- **Exercise requirements**
The entries below should be quoted exactly, with no pictures carried over.

- **Entries provided**
........
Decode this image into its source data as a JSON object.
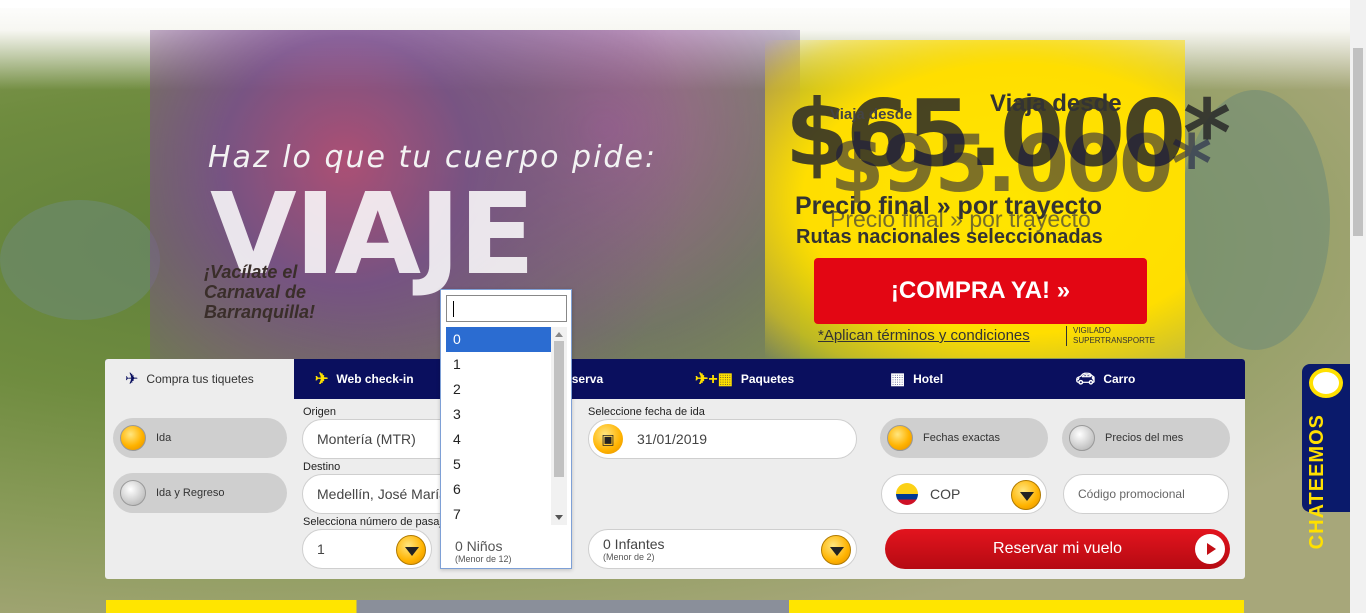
{
  "hero": {
    "tagline": "Haz lo que tu cuerpo pide:",
    "big_word": "VIAJE",
    "subtitle": "¡Vacílate el Carnaval de Barranquilla!"
  },
  "promo": {
    "viaja_desde_small": "Viaja desde",
    "viaja_desde_big": "Viaja desde",
    "price": "$95.000*",
    "price_shadow": "$65.000*",
    "precio_final": "Precio final » por trayecto",
    "precio_final_shadow": "Precio final » por trayecto",
    "rutas": "Rutas nacionales seleccionadas",
    "cta": "¡COMPRA YA!  »",
    "terms": "*Aplican términos y condiciones",
    "vigilado": "VIGILADO SUPERTRANSPORTE"
  },
  "chat": {
    "label": "CHATEEMOS"
  },
  "tabs": [
    {
      "label": "Compra tus tiquetes",
      "icon": "plane-icon"
    },
    {
      "label": "Web check-in",
      "icon": "plane-icon"
    },
    {
      "label": "Reserva",
      "icon": "plane-icon"
    },
    {
      "label": "Paquetes",
      "icon": "plane-hotel-icon"
    },
    {
      "label": "Hotel",
      "icon": "building-icon"
    },
    {
      "label": "Carro",
      "icon": "car-icon"
    }
  ],
  "trip_type": {
    "ida": "Ida",
    "ida_regreso": "Ida y Regreso",
    "selected": "Ida"
  },
  "origin": {
    "label": "Origen",
    "value": "Montería (MTR)"
  },
  "destination": {
    "label": "Destino",
    "value": "Medellín, José María"
  },
  "passengers": {
    "label": "Selecciona número de pasajeros",
    "value": "1"
  },
  "date": {
    "label": "Seleccione fecha de ida",
    "value": "31/01/2019"
  },
  "date_mode": {
    "exact": "Fechas exactas",
    "month": "Precios del mes",
    "selected": "Fechas exactas"
  },
  "currency": {
    "value": "COP"
  },
  "promo_code": {
    "placeholder": "Código promocional"
  },
  "children": {
    "value": "0 Niños",
    "note": "(Menor de 12)"
  },
  "infants": {
    "value": "0 Infantes",
    "note": "(Menor de 2)"
  },
  "submit": "Reservar mi vuelo",
  "dropdown": {
    "search_value": "",
    "options": [
      "0",
      "1",
      "2",
      "3",
      "4",
      "5",
      "6",
      "7"
    ],
    "selected": "0"
  },
  "colors": {
    "navy": "#0a0f5e",
    "yellow": "#ffe000",
    "red": "#e30613"
  }
}
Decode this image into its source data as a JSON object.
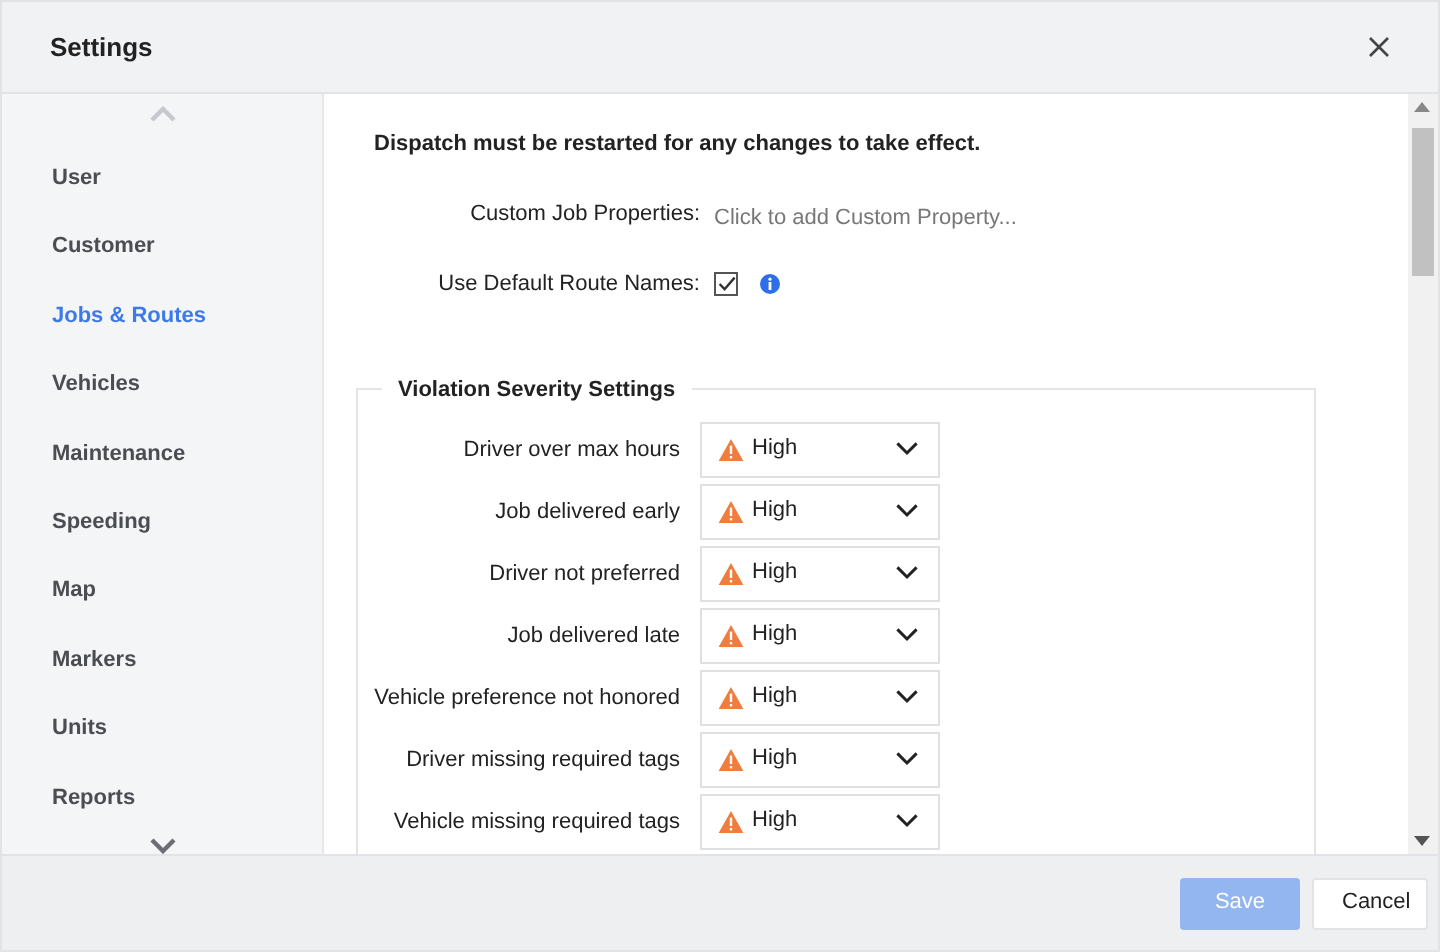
{
  "window": {
    "title": "Settings"
  },
  "sidebar": {
    "items": [
      {
        "label": "User",
        "selected": false
      },
      {
        "label": "Customer",
        "selected": false
      },
      {
        "label": "Jobs & Routes",
        "selected": true
      },
      {
        "label": "Vehicles",
        "selected": false
      },
      {
        "label": "Maintenance",
        "selected": false
      },
      {
        "label": "Speeding",
        "selected": false
      },
      {
        "label": "Map",
        "selected": false
      },
      {
        "label": "Markers",
        "selected": false
      },
      {
        "label": "Units",
        "selected": false
      },
      {
        "label": "Reports",
        "selected": false
      }
    ]
  },
  "notice": "Dispatch must be restarted for any changes to take effect.",
  "custom_job_properties": {
    "label": "Custom Job Properties:",
    "placeholder": "Click to add Custom Property..."
  },
  "use_default_route_names": {
    "label": "Use Default Route Names:",
    "checked": true
  },
  "violation_severity": {
    "title": "Violation Severity Settings",
    "rows": [
      {
        "label": "Driver over max hours",
        "value": "High"
      },
      {
        "label": "Job delivered early",
        "value": "High"
      },
      {
        "label": "Driver not preferred",
        "value": "High"
      },
      {
        "label": "Job delivered late",
        "value": "High"
      },
      {
        "label": "Vehicle preference not honored",
        "value": "High"
      },
      {
        "label": "Driver missing required tags",
        "value": "High"
      },
      {
        "label": "Vehicle missing required tags",
        "value": "High"
      }
    ]
  },
  "buttons": [
    {
      "label": "Save",
      "disabled": true
    },
    {
      "label": "Cancel",
      "disabled": false
    }
  ]
}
........
- **Task solution**
Decode this image into its source data as a JSON object.
{
  "hero": {
    "tagline": "Haz lo que tu cuerpo pide:",
    "big_word": "VIAJE",
    "subtitle": "¡Vacílate el Carnaval de Barranquilla!"
  },
  "promo": {
    "viaja_desde_small": "Viaja desde",
    "viaja_desde_big": "Viaja desde",
    "price": "$95.000*",
    "price_shadow": "$65.000*",
    "precio_final": "Precio final » por trayecto",
    "precio_final_shadow": "Precio final » por trayecto",
    "rutas": "Rutas nacionales seleccionadas",
    "cta": "¡COMPRA YA!  »",
    "terms": "*Aplican términos y condiciones",
    "vigilado": "VIGILADO SUPERTRANSPORTE"
  },
  "chat": {
    "label": "CHATEEMOS"
  },
  "tabs": [
    {
      "label": "Compra tus tiquetes",
      "icon": "plane-icon"
    },
    {
      "label": "Web check-in",
      "icon": "plane-icon"
    },
    {
      "label": "Reserva",
      "icon": "plane-icon"
    },
    {
      "label": "Paquetes",
      "icon": "plane-hotel-icon"
    },
    {
      "label": "Hotel",
      "icon": "building-icon"
    },
    {
      "label": "Carro",
      "icon": "car-icon"
    }
  ],
  "trip_type": {
    "ida": "Ida",
    "ida_regreso": "Ida y Regreso",
    "selected": "Ida"
  },
  "origin": {
    "label": "Origen",
    "value": "Montería (MTR)"
  },
  "destination": {
    "label": "Destino",
    "value": "Medellín, José María"
  },
  "passengers": {
    "label": "Selecciona número de pasajeros",
    "value": "1"
  },
  "date": {
    "label": "Seleccione fecha de ida",
    "value": "31/01/2019"
  },
  "date_mode": {
    "exact": "Fechas exactas",
    "month": "Precios del mes",
    "selected": "Fechas exactas"
  },
  "currency": {
    "value": "COP"
  },
  "promo_code": {
    "placeholder": "Código promocional"
  },
  "children": {
    "value": "0 Niños",
    "note": "(Menor de 12)"
  },
  "infants": {
    "value": "0 Infantes",
    "note": "(Menor de 2)"
  },
  "submit": "Reservar mi vuelo",
  "dropdown": {
    "search_value": "",
    "options": [
      "0",
      "1",
      "2",
      "3",
      "4",
      "5",
      "6",
      "7"
    ],
    "selected": "0"
  },
  "colors": {
    "navy": "#0a0f5e",
    "yellow": "#ffe000",
    "red": "#e30613"
  }
}
Decode this image into its source data as a JSON object.
{
  "window": {
    "title": "Settings"
  },
  "sidebar": {
    "items": [
      {
        "label": "User",
        "selected": false
      },
      {
        "label": "Customer",
        "selected": false
      },
      {
        "label": "Jobs & Routes",
        "selected": true
      },
      {
        "label": "Vehicles",
        "selected": false
      },
      {
        "label": "Maintenance",
        "selected": false
      },
      {
        "label": "Speeding",
        "selected": false
      },
      {
        "label": "Map",
        "selected": false
      },
      {
        "label": "Markers",
        "selected": false
      },
      {
        "label": "Units",
        "selected": false
      },
      {
        "label": "Reports",
        "selected": false
      }
    ]
  },
  "notice": "Dispatch must be restarted for any changes to take effect.",
  "custom_job_properties": {
    "label": "Custom Job Properties:",
    "placeholder": "Click to add Custom Property..."
  },
  "use_default_route_names": {
    "label": "Use Default Route Names:",
    "checked": true
  },
  "violation_severity": {
    "title": "Violation Severity Settings",
    "rows": [
      {
        "label": "Driver over max hours",
        "value": "High"
      },
      {
        "label": "Job delivered early",
        "value": "High"
      },
      {
        "label": "Driver not preferred",
        "value": "High"
      },
      {
        "label": "Job delivered late",
        "value": "High"
      },
      {
        "label": "Vehicle preference not honored",
        "value": "High"
      },
      {
        "label": "Driver missing required tags",
        "value": "High"
      },
      {
        "label": "Vehicle missing required tags",
        "value": "High"
      }
    ]
  },
  "buttons": [
    {
      "label": "Save",
      "disabled": true
    },
    {
      "label": "Cancel",
      "disabled": false
    }
  ]
}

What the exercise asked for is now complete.